Report each line of the data that includes the word "JSON".

(Records from a collection of figures)
--------

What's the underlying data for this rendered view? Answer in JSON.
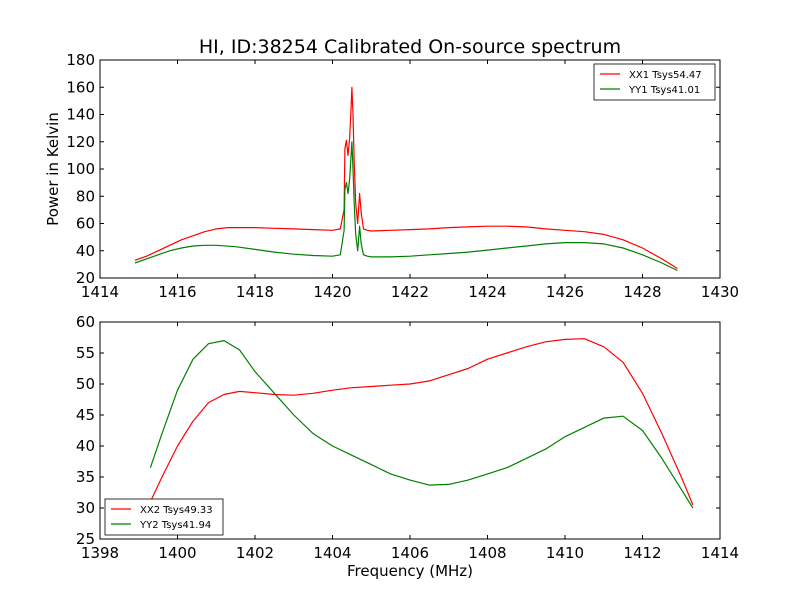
{
  "figure": {
    "title": "HI, ID:38254 Calibrated On-source spectrum",
    "shared_xlabel": "Frequency (MHz)"
  },
  "colors": {
    "red": "#ff0000",
    "green": "#008000",
    "axis": "#000000"
  },
  "chart_data": [
    {
      "type": "line",
      "title": "HI, ID:38254 Calibrated On-source spectrum",
      "xlabel": "",
      "ylabel": "Power in Kelvin",
      "xlim": [
        1414,
        1430
      ],
      "ylim": [
        20,
        180
      ],
      "xticks": [
        1414,
        1416,
        1418,
        1420,
        1422,
        1424,
        1426,
        1428,
        1430
      ],
      "yticks": [
        20,
        40,
        60,
        80,
        100,
        120,
        140,
        160,
        180
      ],
      "legend_position": "top-right",
      "series": [
        {
          "name": "XX1 Tsys54.47",
          "color": "#ff0000",
          "x": [
            1414.9,
            1415.2,
            1415.5,
            1415.8,
            1416.1,
            1416.4,
            1416.7,
            1417.0,
            1417.3,
            1417.6,
            1418.0,
            1418.5,
            1419.0,
            1419.5,
            1420.0,
            1420.2,
            1420.3,
            1420.32,
            1420.36,
            1420.4,
            1420.44,
            1420.48,
            1420.5,
            1420.53,
            1420.56,
            1420.6,
            1420.65,
            1420.7,
            1420.74,
            1420.8,
            1420.9,
            1421.0,
            1421.5,
            1422.0,
            1422.5,
            1423.0,
            1423.5,
            1424.0,
            1424.5,
            1425.0,
            1425.5,
            1426.0,
            1426.5,
            1427.0,
            1427.5,
            1428.0,
            1428.5,
            1428.9
          ],
          "y": [
            33,
            36,
            40,
            44,
            48,
            51,
            54,
            56,
            57,
            57,
            57,
            56.5,
            56,
            55.5,
            55,
            56,
            70,
            115,
            121,
            110,
            122,
            145,
            160,
            140,
            105,
            75,
            60,
            82,
            68,
            56,
            55,
            54.5,
            55,
            55.5,
            56,
            57,
            57.5,
            58,
            58,
            57.5,
            56,
            55,
            54,
            52,
            48,
            42,
            34,
            27
          ]
        },
        {
          "name": "YY1 Tsys41.01",
          "color": "#008000",
          "x": [
            1414.9,
            1415.2,
            1415.5,
            1415.8,
            1416.1,
            1416.4,
            1416.7,
            1417.0,
            1417.5,
            1418.0,
            1418.5,
            1419.0,
            1419.5,
            1420.0,
            1420.2,
            1420.3,
            1420.32,
            1420.36,
            1420.4,
            1420.44,
            1420.48,
            1420.5,
            1420.53,
            1420.56,
            1420.6,
            1420.65,
            1420.7,
            1420.74,
            1420.8,
            1420.9,
            1421.0,
            1421.5,
            1422.0,
            1422.5,
            1423.0,
            1423.5,
            1424.0,
            1424.5,
            1425.0,
            1425.5,
            1426.0,
            1426.5,
            1427.0,
            1427.5,
            1428.0,
            1428.5,
            1428.9
          ],
          "y": [
            31,
            34,
            37,
            40,
            42,
            43.5,
            44,
            44,
            43,
            41,
            39,
            37.5,
            36.5,
            36,
            37,
            55,
            85,
            90,
            82,
            92,
            110,
            120,
            100,
            75,
            52,
            40,
            58,
            45,
            37,
            36,
            35.5,
            35.5,
            36,
            37,
            38,
            39,
            40.5,
            42,
            43.5,
            45,
            46,
            46,
            45,
            42,
            37,
            31,
            25.5
          ]
        }
      ]
    },
    {
      "type": "line",
      "title": "",
      "xlabel": "Frequency (MHz)",
      "ylabel": "",
      "xlim": [
        1398,
        1414
      ],
      "ylim": [
        25,
        60
      ],
      "xticks": [
        1398,
        1400,
        1402,
        1404,
        1406,
        1408,
        1410,
        1412,
        1414
      ],
      "yticks": [
        25,
        30,
        35,
        40,
        45,
        50,
        55,
        60
      ],
      "legend_position": "bottom-left",
      "series": [
        {
          "name": "XX2 Tsys49.33",
          "color": "#ff0000",
          "x": [
            1399.3,
            1399.6,
            1400.0,
            1400.4,
            1400.8,
            1401.2,
            1401.6,
            1402.0,
            1402.5,
            1403.0,
            1403.5,
            1404.0,
            1404.5,
            1405.0,
            1405.5,
            1406.0,
            1406.5,
            1407.0,
            1407.5,
            1408.0,
            1408.5,
            1409.0,
            1409.5,
            1410.0,
            1410.5,
            1411.0,
            1411.5,
            1412.0,
            1412.5,
            1413.0,
            1413.3
          ],
          "y": [
            31,
            35,
            40,
            44,
            47,
            48.3,
            48.8,
            48.6,
            48.3,
            48.2,
            48.5,
            49,
            49.4,
            49.6,
            49.8,
            50,
            50.5,
            51.5,
            52.5,
            54,
            55,
            56,
            56.8,
            57.2,
            57.3,
            56,
            53.5,
            48.5,
            42,
            35,
            30.5
          ]
        },
        {
          "name": "YY2 Tsys41.94",
          "color": "#008000",
          "x": [
            1399.3,
            1399.6,
            1400.0,
            1400.4,
            1400.8,
            1401.2,
            1401.6,
            1402.0,
            1402.5,
            1403.0,
            1403.5,
            1404.0,
            1404.5,
            1405.0,
            1405.5,
            1406.0,
            1406.5,
            1407.0,
            1407.5,
            1408.0,
            1408.5,
            1409.0,
            1409.5,
            1410.0,
            1410.5,
            1411.0,
            1411.5,
            1412.0,
            1412.5,
            1413.0,
            1413.3
          ],
          "y": [
            36.5,
            42,
            49,
            54,
            56.5,
            57,
            55.5,
            52,
            48.5,
            45,
            42,
            40,
            38.5,
            37,
            35.5,
            34.5,
            33.7,
            33.8,
            34.5,
            35.5,
            36.5,
            38,
            39.5,
            41.5,
            43,
            44.5,
            44.8,
            42.5,
            38,
            33,
            30
          ]
        }
      ]
    }
  ]
}
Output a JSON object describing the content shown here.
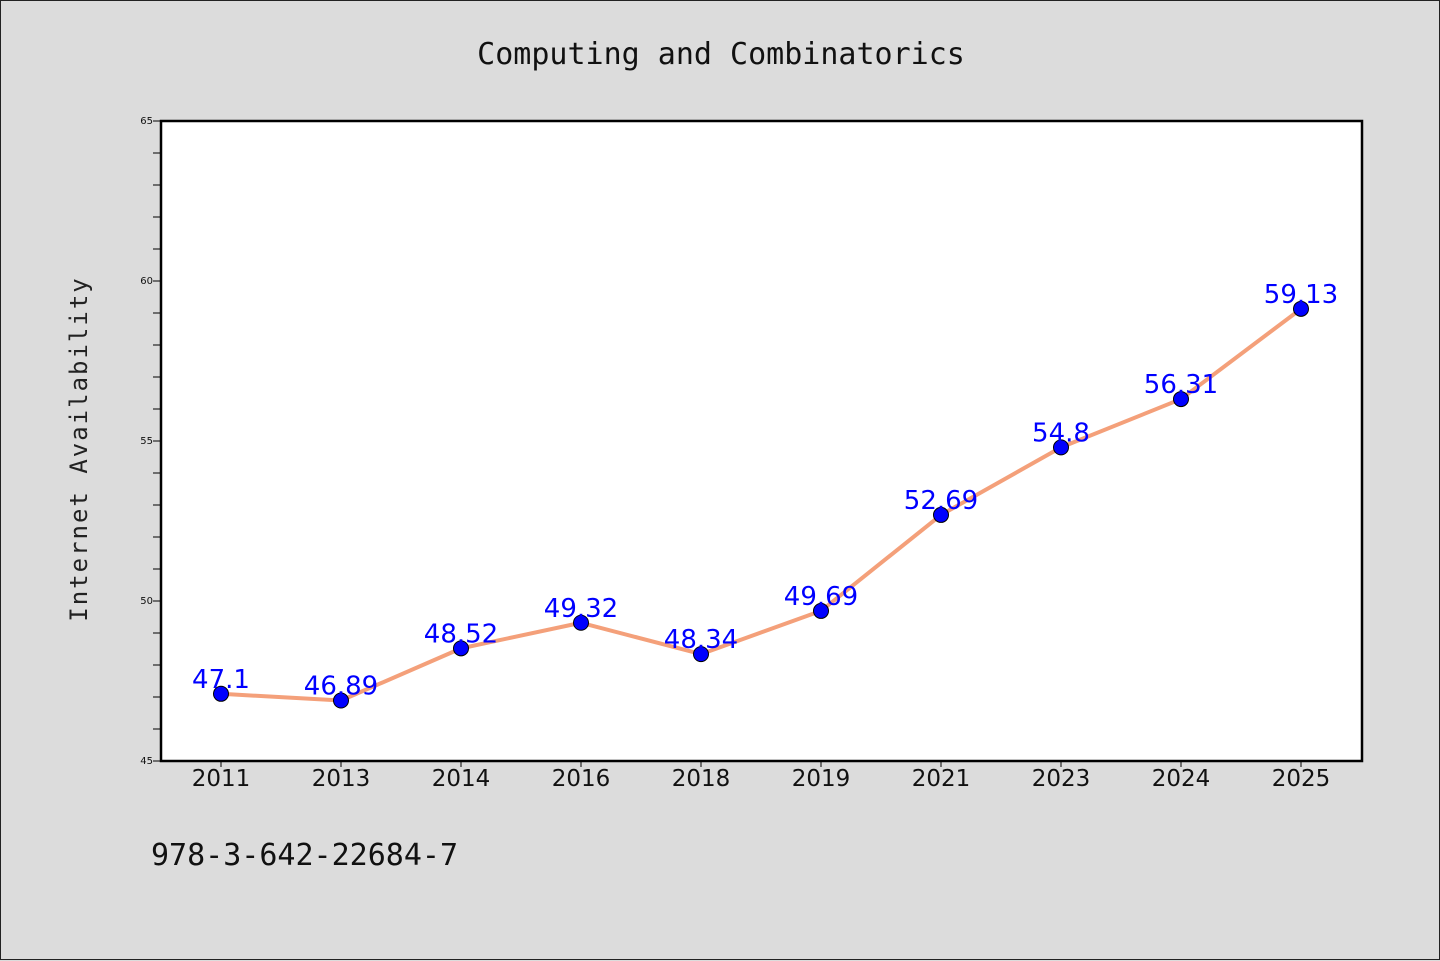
{
  "chart_data": {
    "type": "line",
    "title": "Computing and Combinatorics",
    "xlabel": "",
    "ylabel": "Internet Availability",
    "categories": [
      "2011",
      "2013",
      "2014",
      "2016",
      "2018",
      "2019",
      "2021",
      "2023",
      "2024",
      "2025"
    ],
    "series": [
      {
        "values": [
          47.1,
          46.89,
          48.52,
          49.32,
          48.34,
          49.69,
          52.69,
          54.8,
          56.31,
          59.13
        ],
        "labels": [
          "47.1",
          "46.89",
          "48.52",
          "49.32",
          "48.34",
          "49.69",
          "52.69",
          "54.8",
          "56.31",
          "59.13"
        ]
      }
    ],
    "ylim": [
      45,
      65
    ],
    "yticks": [
      45,
      50,
      55,
      60,
      65
    ],
    "ytick_labels": [
      "45",
      "50",
      "55",
      "60",
      "65"
    ],
    "grid": false,
    "colors": {
      "line": "#f4a07a",
      "marker": "#0000ff",
      "label": "#0000ff",
      "background": "#dcdcdc",
      "plot_area": "#ffffff"
    }
  },
  "footer": {
    "code": "978-3-642-22684-7"
  }
}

--------

(Solution to the exercise):
What's the underlying data for this rendered view? Answer in JSON.
Output a JSON object describing the content shown here.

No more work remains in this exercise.